● Brief
Search the material below for the word "SALON" and copy every line in which it occurs.

● Collected data entries
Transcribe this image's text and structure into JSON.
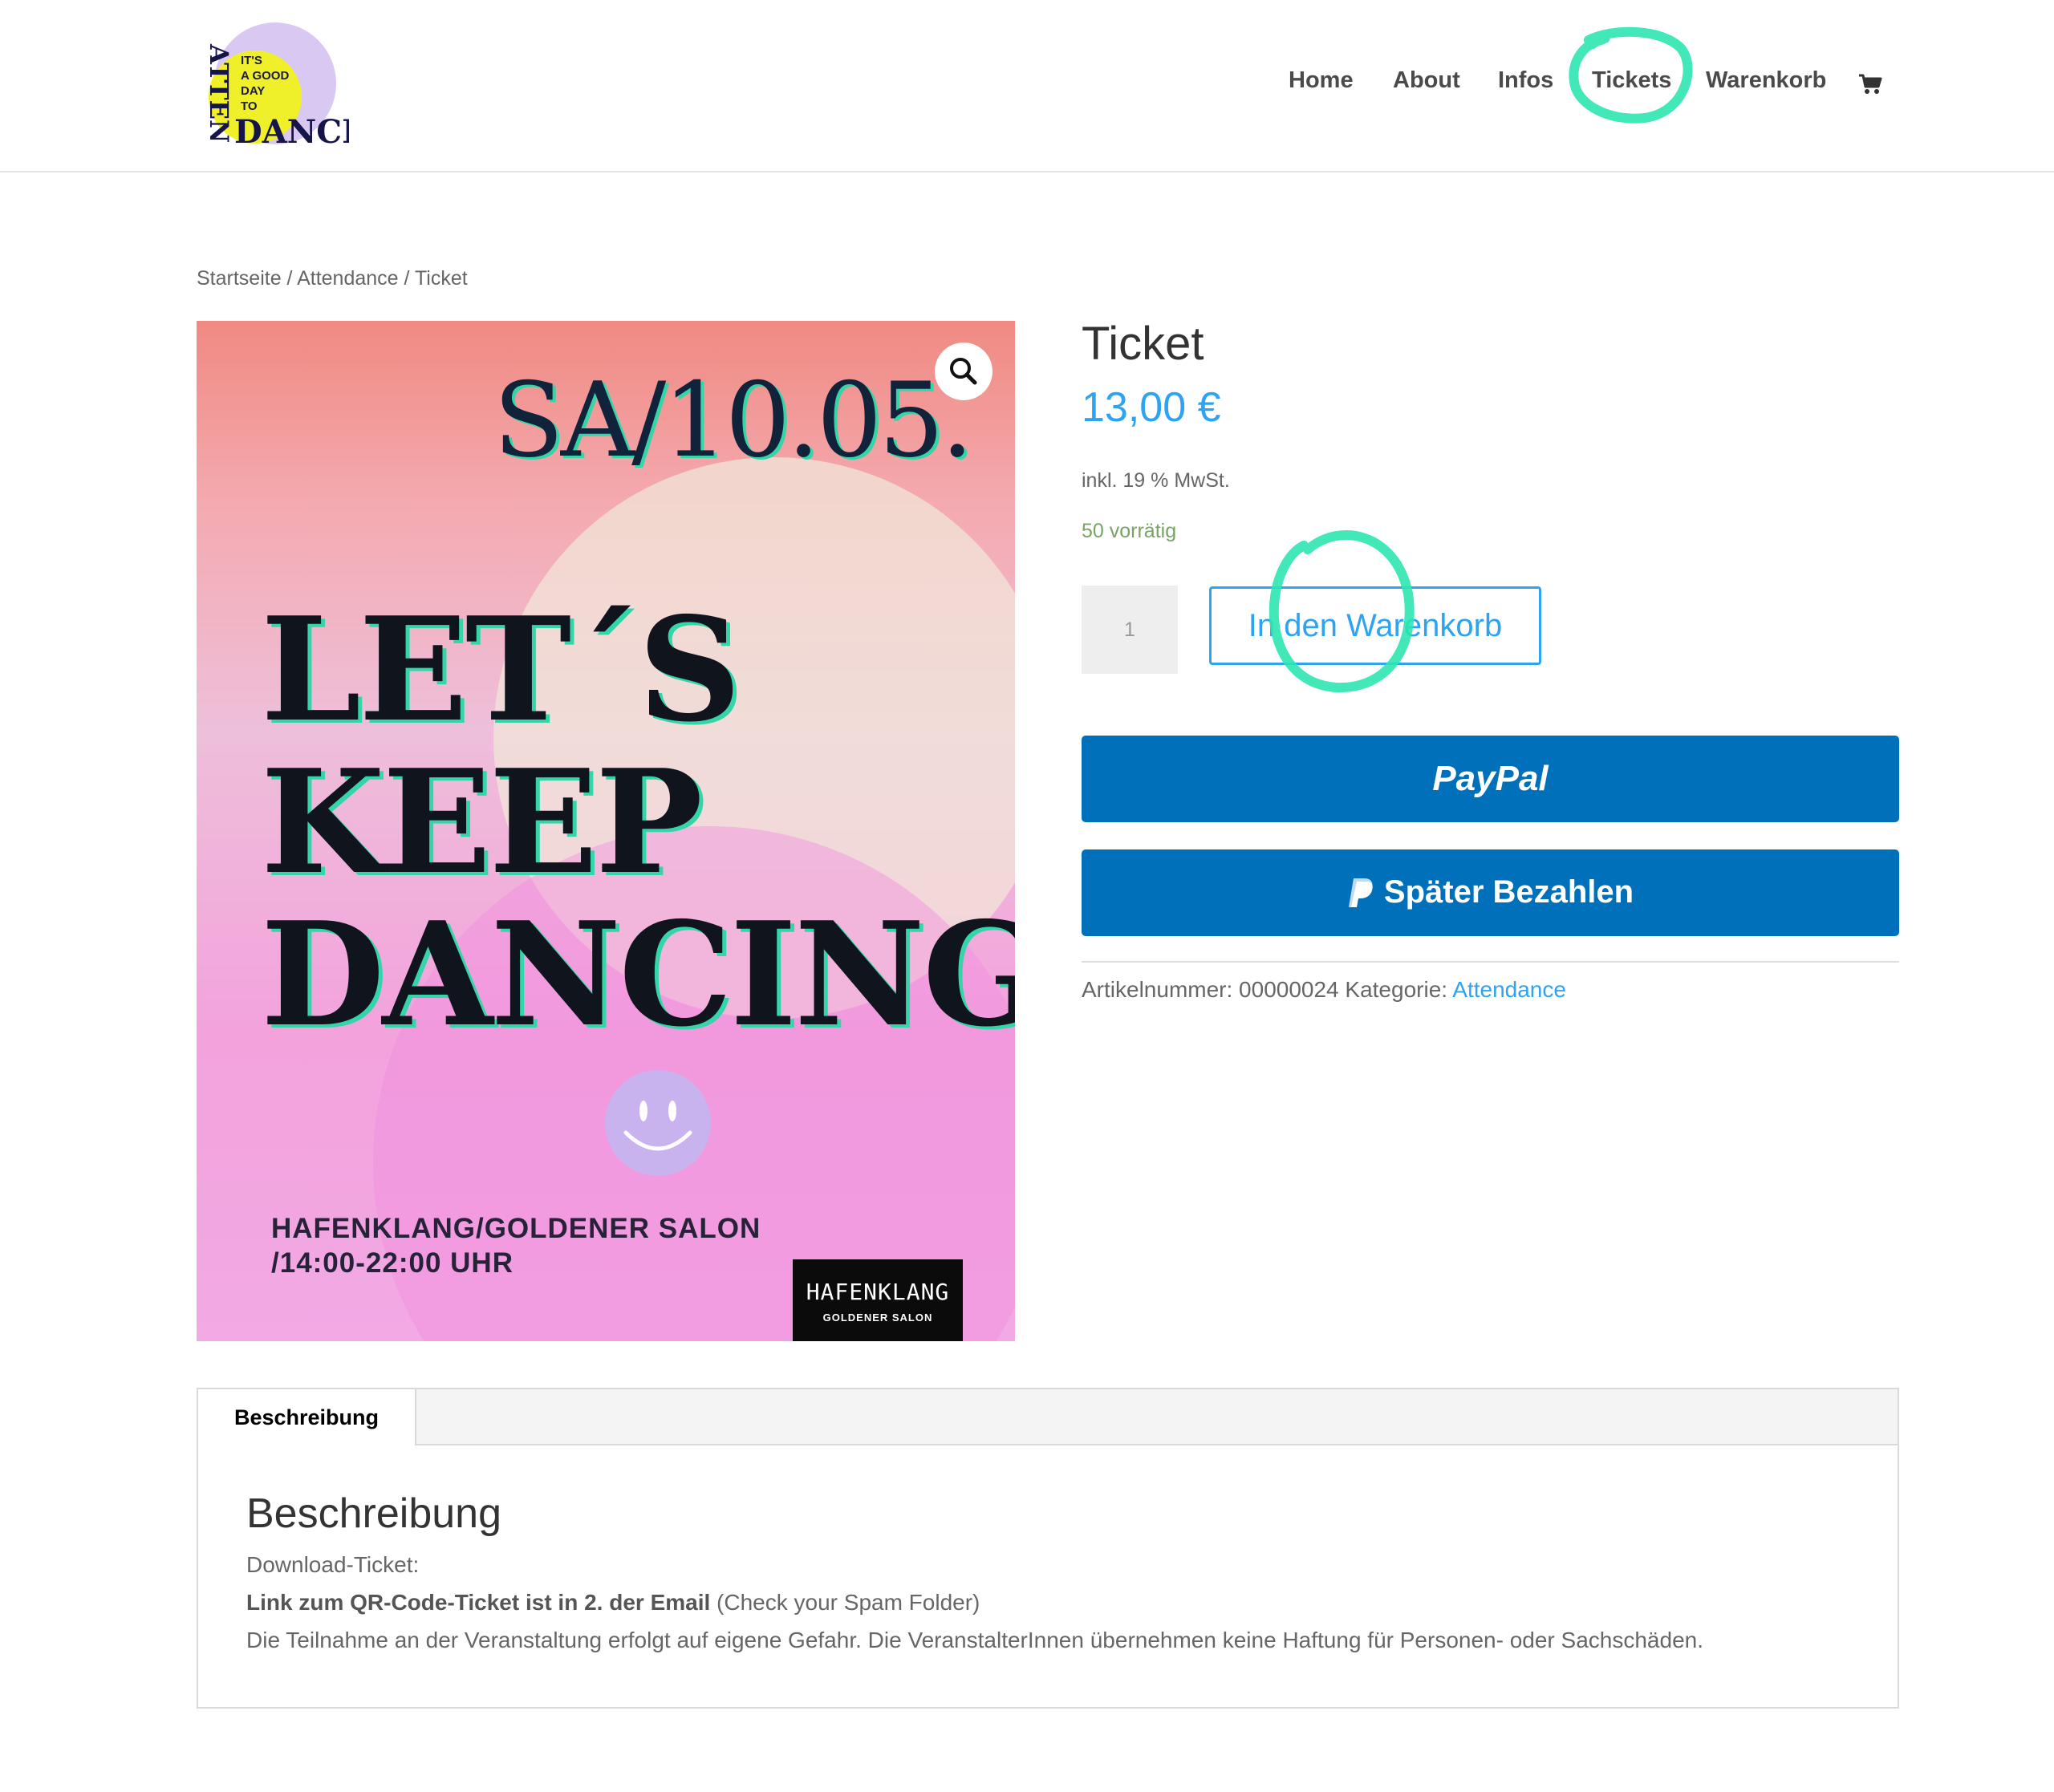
{
  "header": {
    "logo_text": [
      "IT'S",
      "A GOOD",
      "DAY",
      "TO",
      "DANCE"
    ],
    "logo_vertical_text": "ATTEN",
    "nav": [
      {
        "label": "Home"
      },
      {
        "label": "About"
      },
      {
        "label": "Infos"
      },
      {
        "label": "Tickets"
      },
      {
        "label": "Warenkorb"
      }
    ],
    "cart_icon": "shopping-cart-icon"
  },
  "breadcrumb": {
    "items": [
      "Startseite",
      "Attendance",
      "Ticket"
    ],
    "separator": " / "
  },
  "poster": {
    "date": "SA/10.05.",
    "headline": [
      "LET´S",
      "KEEP",
      "DANCING"
    ],
    "venue": [
      "HAFENKLANG/GOLDENER SALON",
      "/14:00-22:00 UHR"
    ],
    "logo_main": "HAFENKLANG",
    "logo_sub": "GOLDENER SALON",
    "zoom_icon": "magnifier-icon"
  },
  "product": {
    "title": "Ticket",
    "price": "13,00 €",
    "tax_note": "inkl. 19 % MwSt.",
    "stock": "50 vorrätig",
    "quantity": "1",
    "add_to_cart": "In den Warenkorb",
    "paypal_label": "PayPal",
    "pay_later_label": "Später Bezahlen",
    "sku_label": "Artikelnummer:",
    "sku": "00000024",
    "category_label": "Kategorie:",
    "category": "Attendance"
  },
  "tabs": {
    "items": [
      {
        "label": "Beschreibung"
      }
    ],
    "content_title": "Beschreibung",
    "line1": "Download-Ticket:",
    "line2_bold": "Link zum QR-Code-Ticket ist in 2. der Email",
    "line2_rest": " (Check your Spam Folder)",
    "line3": "Die Teilnahme an der Veranstaltung erfolgt auf eigene Gefahr. Die VeranstalterInnen übernehmen keine Haftung für Personen- oder Sachschäden."
  },
  "colors": {
    "accent": "#2ea3f2",
    "paypal": "#0070ba",
    "stock": "#77a464",
    "highlight": "#2ee6b0"
  }
}
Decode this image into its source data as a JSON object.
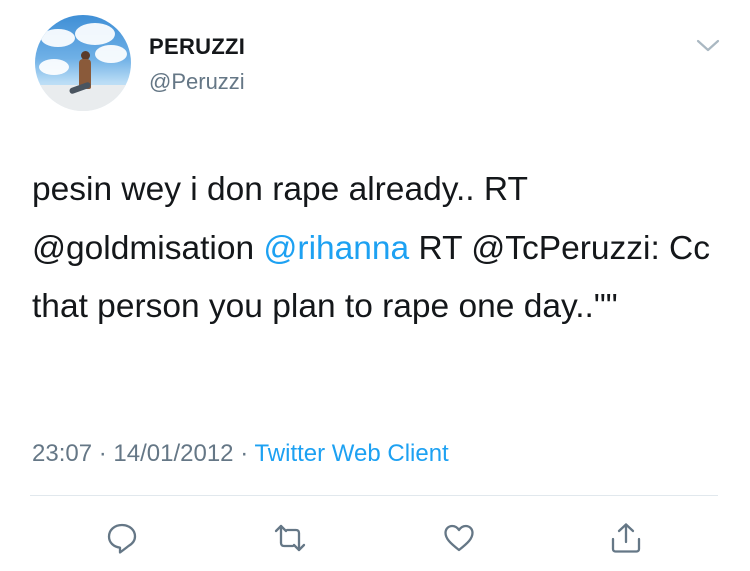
{
  "user": {
    "display_name": "PERUZZI",
    "handle": "@Peruzzi",
    "avatar": "profile-photo"
  },
  "tweet": {
    "text_segments": [
      {
        "text": "pesin wey i don rape already.. RT @goldmisation ",
        "type": "text"
      },
      {
        "text": "@rihanna",
        "type": "mention"
      },
      {
        "text": " RT @TcPeruzzi: Cc that person you plan to rape one day..\"\"",
        "type": "text"
      }
    ],
    "time": "23:07",
    "separator": "·",
    "date": "14/01/2012",
    "source": "Twitter Web Client"
  },
  "actions": [
    {
      "name": "reply",
      "icon": "comment-icon"
    },
    {
      "name": "retweet",
      "icon": "retweet-icon"
    },
    {
      "name": "like",
      "icon": "heart-icon"
    },
    {
      "name": "share",
      "icon": "share-icon"
    }
  ],
  "colors": {
    "text": "#14171a",
    "secondary": "#657786",
    "link": "#1da1f2",
    "divider": "#e1e8ed"
  }
}
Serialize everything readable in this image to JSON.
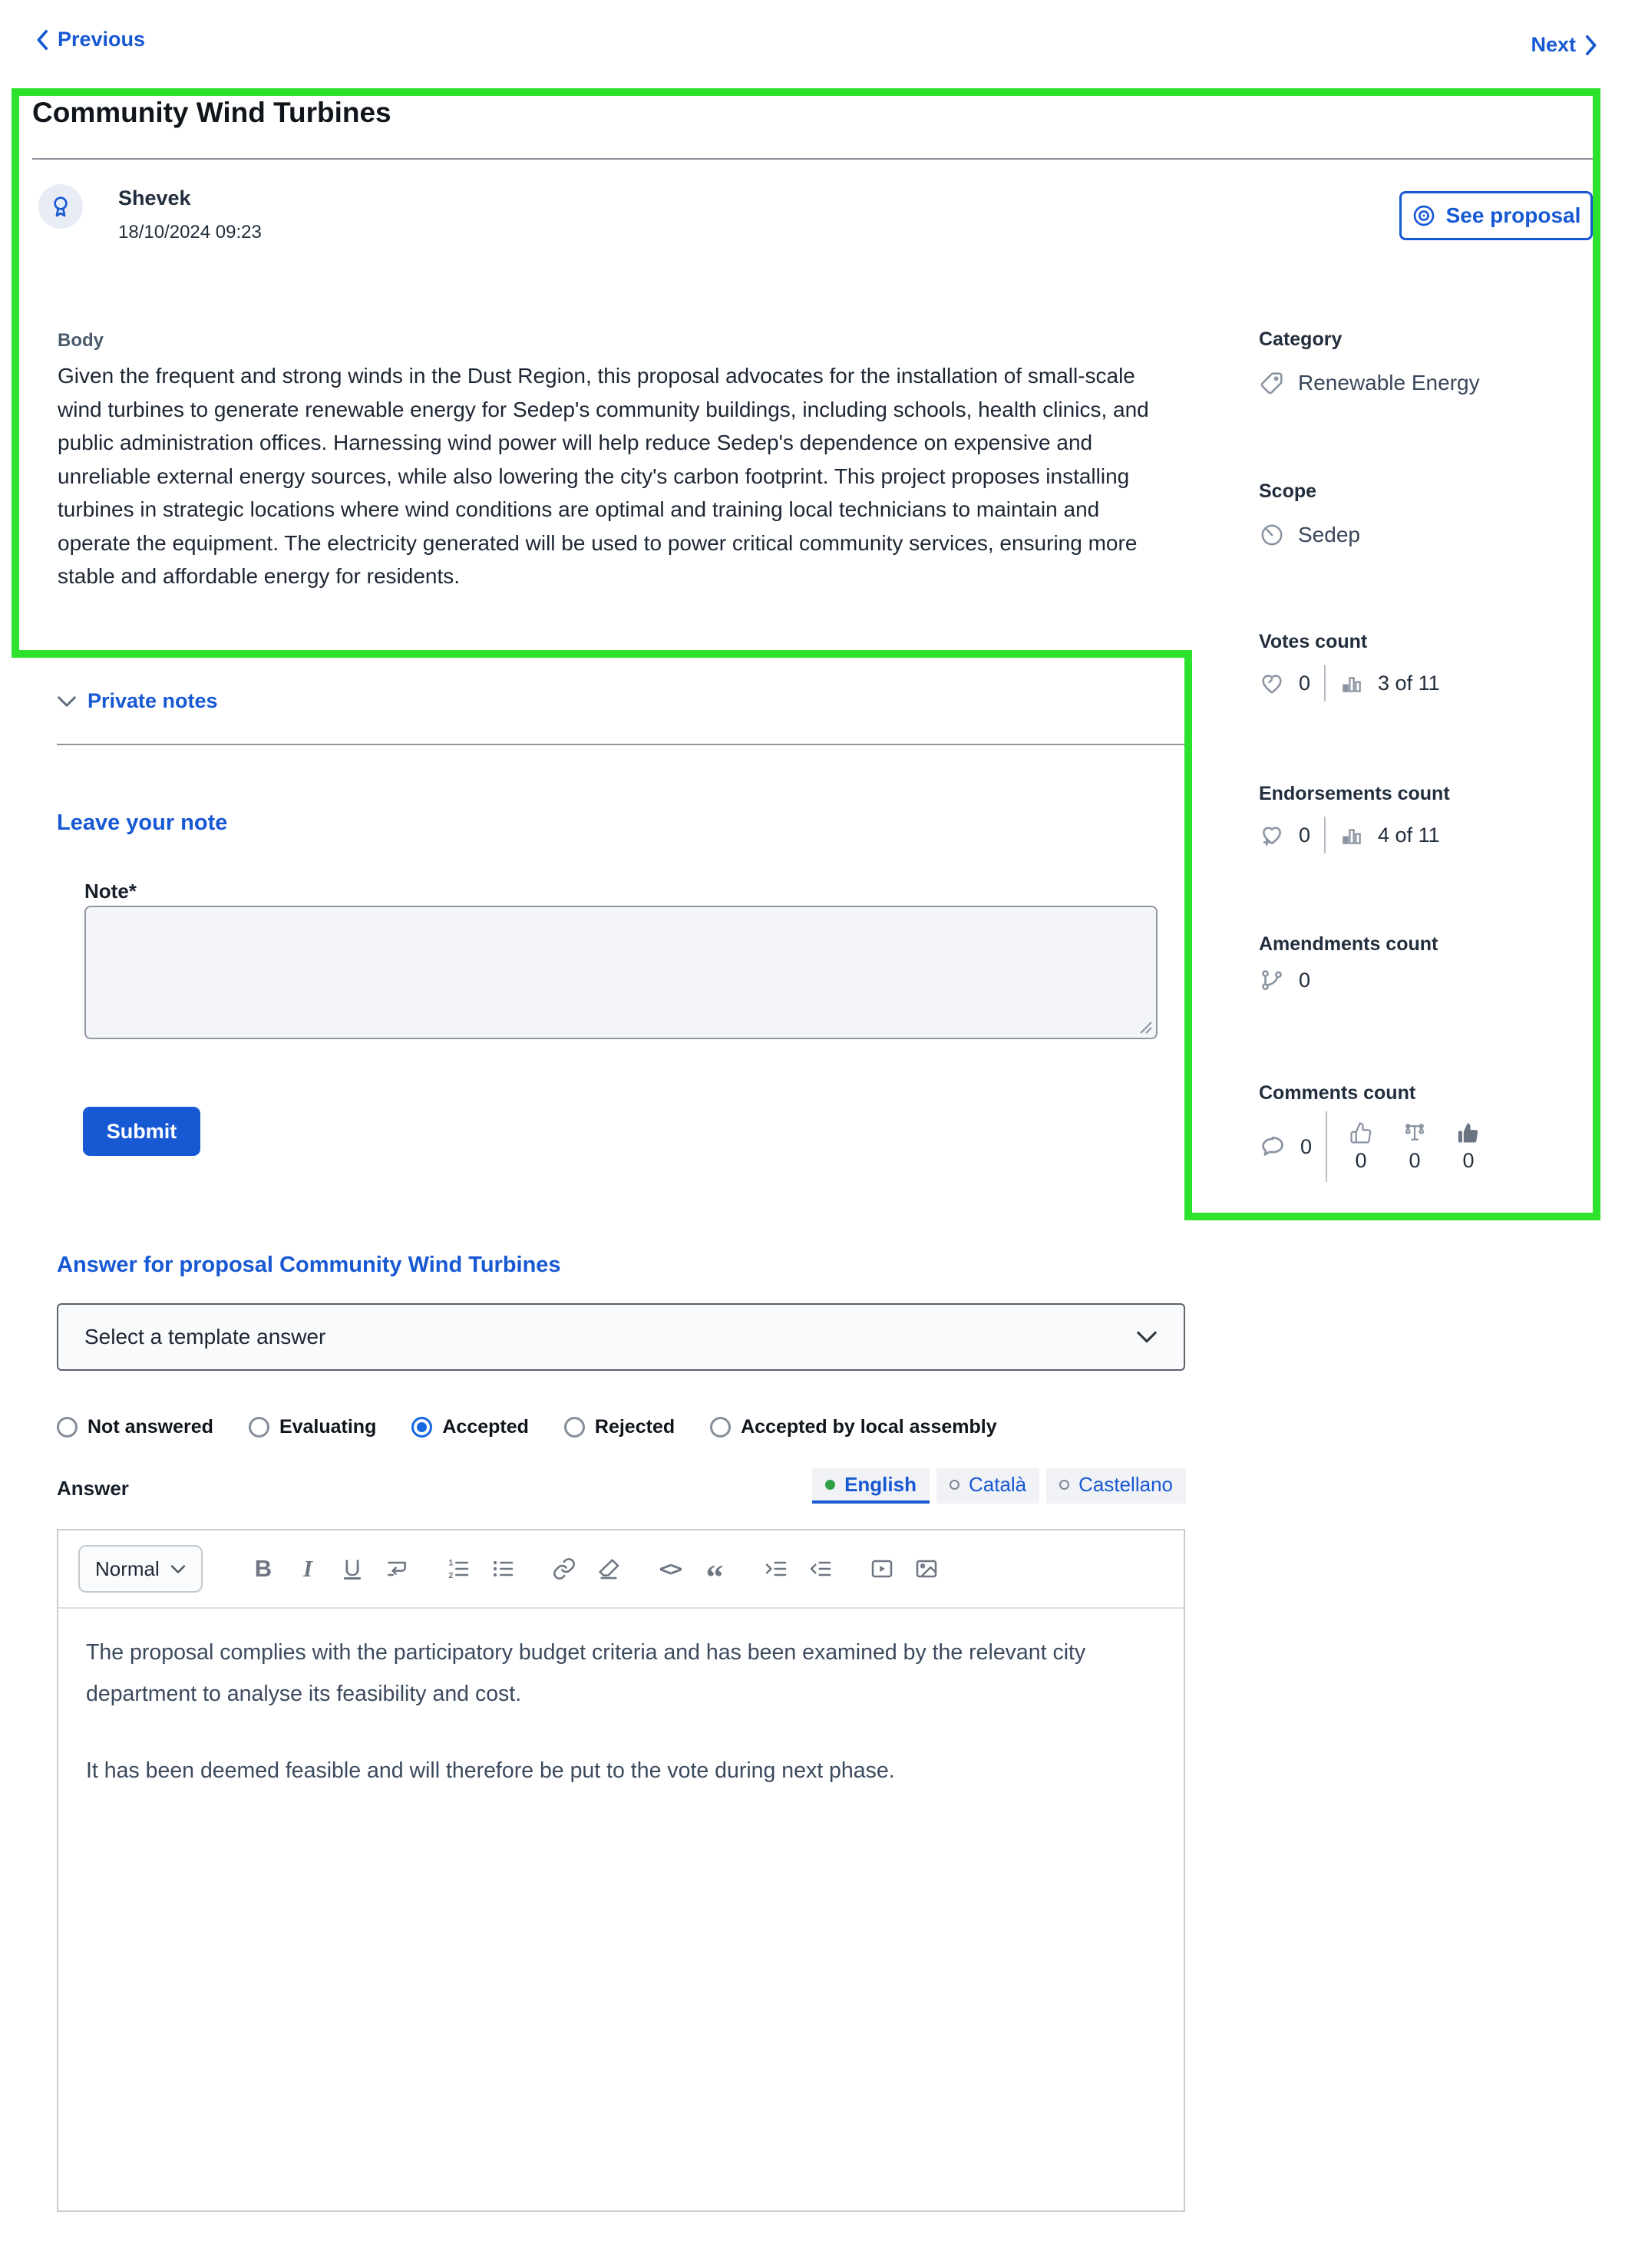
{
  "colors": {
    "accent_blue": "#1758d3",
    "highlight_green": "#2ce22c",
    "icon_gray": "#8a93a2",
    "lang_dot_green": "#2f9e44"
  },
  "nav": {
    "previous_label": "Previous",
    "next_label": "Next"
  },
  "proposal": {
    "title": "Community Wind Turbines",
    "author": "Shevek",
    "date": "18/10/2024 09:23",
    "see_proposal_label": "See proposal",
    "body_label": "Body",
    "body": "Given the frequent and strong winds in the Dust Region, this proposal advocates for the installation of small-scale wind turbines to generate renewable energy for Sedep's community buildings, including schools, health clinics, and public administration offices. Harnessing wind power will help reduce Sedep's dependence on expensive and unreliable external energy sources, while also lowering the city's carbon footprint. This project proposes installing turbines in strategic locations where wind conditions are optimal and training local technicians to maintain and operate the equipment. The electricity generated will be used to power critical community services, ensuring more stable and affordable energy for residents."
  },
  "sidebar": {
    "category_label": "Category",
    "category_value": "Renewable Energy",
    "scope_label": "Scope",
    "scope_value": "Sedep",
    "votes_label": "Votes count",
    "votes_count": "0",
    "votes_rank": "3 of 11",
    "endorsements_label": "Endorsements count",
    "endorsements_count": "0",
    "endorsements_rank": "4 of 11",
    "amendments_label": "Amendments count",
    "amendments_count": "0",
    "comments_label": "Comments count",
    "comments_count": "0",
    "comments_in_favor": "0",
    "comments_neutral": "0",
    "comments_against": "0"
  },
  "notes": {
    "section_title": "Private notes",
    "heading": "Leave your note",
    "note_label": "Note*",
    "note_value": "",
    "submit_label": "Submit"
  },
  "answer": {
    "heading": "Answer for proposal Community Wind Turbines",
    "template_placeholder": "Select a template answer",
    "selected_status": "Accepted",
    "statuses": [
      {
        "label": "Not answered",
        "selected": false
      },
      {
        "label": "Evaluating",
        "selected": false
      },
      {
        "label": "Accepted",
        "selected": true
      },
      {
        "label": "Rejected",
        "selected": false
      },
      {
        "label": "Accepted by local assembly",
        "selected": false
      }
    ],
    "answer_label": "Answer",
    "selected_language": "English",
    "languages": [
      {
        "label": "English",
        "selected": true
      },
      {
        "label": "Català",
        "selected": false
      },
      {
        "label": "Castellano",
        "selected": false
      }
    ],
    "editor": {
      "format_label": "Normal",
      "toolbar": [
        "bold",
        "italic",
        "underline",
        "line-break",
        "ordered-list",
        "bullet-list",
        "link",
        "clear-format",
        "code",
        "quote",
        "indent",
        "outdent",
        "video",
        "image"
      ],
      "paragraphs": [
        "The proposal complies with the participatory budget criteria and has been examined by the relevant city department to analyse its feasibility and cost.",
        "It has been deemed feasible and will therefore be put to the vote during next phase."
      ]
    }
  }
}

● Written response
      "HAFENKLANG/GOLDENER SALON",
    "logo_sub": "GOLDENER SALON",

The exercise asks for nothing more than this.